- [Problem]:
Transcribe each record exactly. Include every one.

- [Excerpted records]:
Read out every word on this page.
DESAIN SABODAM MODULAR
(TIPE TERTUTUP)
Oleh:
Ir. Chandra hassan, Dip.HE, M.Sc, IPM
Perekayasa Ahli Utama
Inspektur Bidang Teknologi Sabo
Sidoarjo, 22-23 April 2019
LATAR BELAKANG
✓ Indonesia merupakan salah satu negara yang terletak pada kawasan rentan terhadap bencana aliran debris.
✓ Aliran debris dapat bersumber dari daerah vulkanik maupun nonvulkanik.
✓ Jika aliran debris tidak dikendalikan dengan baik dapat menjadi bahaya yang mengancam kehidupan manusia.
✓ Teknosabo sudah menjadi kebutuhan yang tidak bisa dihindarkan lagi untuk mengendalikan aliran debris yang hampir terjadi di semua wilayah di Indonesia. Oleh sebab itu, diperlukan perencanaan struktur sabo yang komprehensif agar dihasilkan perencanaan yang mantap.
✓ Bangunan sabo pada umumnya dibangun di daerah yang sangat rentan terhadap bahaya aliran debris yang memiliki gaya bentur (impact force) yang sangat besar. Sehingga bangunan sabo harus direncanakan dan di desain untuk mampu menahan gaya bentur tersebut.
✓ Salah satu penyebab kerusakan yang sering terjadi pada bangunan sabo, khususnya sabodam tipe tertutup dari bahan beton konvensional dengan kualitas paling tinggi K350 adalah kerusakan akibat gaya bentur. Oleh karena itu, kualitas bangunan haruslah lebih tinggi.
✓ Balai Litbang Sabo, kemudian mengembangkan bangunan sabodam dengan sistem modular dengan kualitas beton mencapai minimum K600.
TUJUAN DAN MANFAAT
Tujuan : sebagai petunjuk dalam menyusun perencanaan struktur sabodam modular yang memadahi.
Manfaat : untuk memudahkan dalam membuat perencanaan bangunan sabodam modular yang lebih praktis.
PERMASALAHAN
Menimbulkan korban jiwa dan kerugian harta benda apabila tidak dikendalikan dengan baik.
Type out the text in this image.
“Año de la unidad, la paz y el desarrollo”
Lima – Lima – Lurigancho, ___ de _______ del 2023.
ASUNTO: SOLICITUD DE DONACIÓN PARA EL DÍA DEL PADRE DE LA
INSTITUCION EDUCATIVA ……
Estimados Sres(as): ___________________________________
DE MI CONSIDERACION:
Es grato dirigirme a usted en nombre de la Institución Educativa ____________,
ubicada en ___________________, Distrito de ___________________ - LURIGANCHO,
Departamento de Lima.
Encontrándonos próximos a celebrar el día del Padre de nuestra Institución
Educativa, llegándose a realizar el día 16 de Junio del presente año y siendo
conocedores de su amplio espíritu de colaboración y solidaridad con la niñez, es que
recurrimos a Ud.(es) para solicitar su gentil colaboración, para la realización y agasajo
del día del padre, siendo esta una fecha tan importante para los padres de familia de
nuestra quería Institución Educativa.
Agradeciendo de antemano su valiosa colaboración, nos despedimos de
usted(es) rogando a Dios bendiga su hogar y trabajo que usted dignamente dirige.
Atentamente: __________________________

- [Solution for this task]:
Read out every word on this page.
DESAIN SABODAM MODULAR
(TIPE TERTUTUP)
Oleh:
Ir. Chandra hassan, Dip.HE, M.Sc, IPM
Perekayasa Ahli Utama
Inspektur Bidang Teknologi Sabo
Sidoarjo, 22-23 April 2019
LATAR BELAKANG
✓ Indonesia merupakan salah satu negara yang terletak pada kawasan rentan terhadap bencana aliran debris.
✓ Aliran debris dapat bersumber dari daerah vulkanik maupun nonvulkanik.
✓ Jika aliran debris tidak dikendalikan dengan baik dapat menjadi bahaya yang mengancam kehidupan manusia.
✓ Teknosabo sudah menjadi kebutuhan yang tidak bisa dihindarkan lagi untuk mengendalikan aliran debris yang hampir terjadi di semua wilayah di Indonesia. Oleh sebab itu, diperlukan perencanaan struktur sabo yang komprehensif agar dihasilkan perencanaan yang mantap.
✓ Bangunan sabo pada umumnya dibangun di daerah yang sangat rentan terhadap bahaya aliran debris yang memiliki gaya bentur (impact force) yang sangat besar. Sehingga bangunan sabo harus direncanakan dan di desain untuk mampu menahan gaya bentur tersebut.
✓ Salah satu penyebab kerusakan yang sering terjadi pada bangunan sabo, khususnya sabodam tipe tertutup dari bahan beton konvensional dengan kualitas paling tinggi K350 adalah kerusakan akibat gaya bentur. Oleh karena itu, kualitas bangunan haruslah lebih tinggi.
✓ Balai Litbang Sabo, kemudian mengembangkan bangunan sabodam dengan sistem modular dengan kualitas beton mencapai minimum K600.
TUJUAN DAN MANFAAT
Tujuan : sebagai petunjuk dalam menyusun perencanaan struktur sabodam modular yang memadahi.
Manfaat : untuk memudahkan dalam membuat perencanaan bangunan sabodam modular yang lebih praktis.
PERMASALAHAN
Menimbulkan korban jiwa dan kerugian harta benda apabila tidak dikendalikan dengan baik.
Type out the text in this image.
“Año de la unidad, la paz y el desarrollo”
Lima – Lima – Lurigancho, ___ de _______ del 2023.
ASUNTO: SOLICITUD DE DONACIÓN PARA EL DÍA DEL PADRE DE LA
INSTITUCION EDUCATIVA ……
Estimados Sres(as): ___________________________________
DE MI CONSIDERACION:
Es grato dirigirme a usted en nombre de la Institución Educativa ____________,
ubicada en ___________________, Distrito de ___________________ - LURIGANCHO,
Departamento de Lima.
Encontrándonos próximos a celebrar el día del Padre de nuestra Institución
Educativa, llegándose a realizar el día 16 de Junio del presente año y siendo
conocedores de su amplio espíritu de colaboración y solidaridad con la niñez, es que
recurrimos a Ud.(es) para solicitar su gentil colaboración, para la realización y agasajo
del día del padre, siendo esta una fecha tan importante para los padres de familia de
nuestra quería Institución Educativa.
Agradeciendo de antemano su valiosa colaboración, nos despedimos de
usted(es) rogando a Dios bendiga su hogar y trabajo que usted dignamente dirige.
Atentamente: __________________________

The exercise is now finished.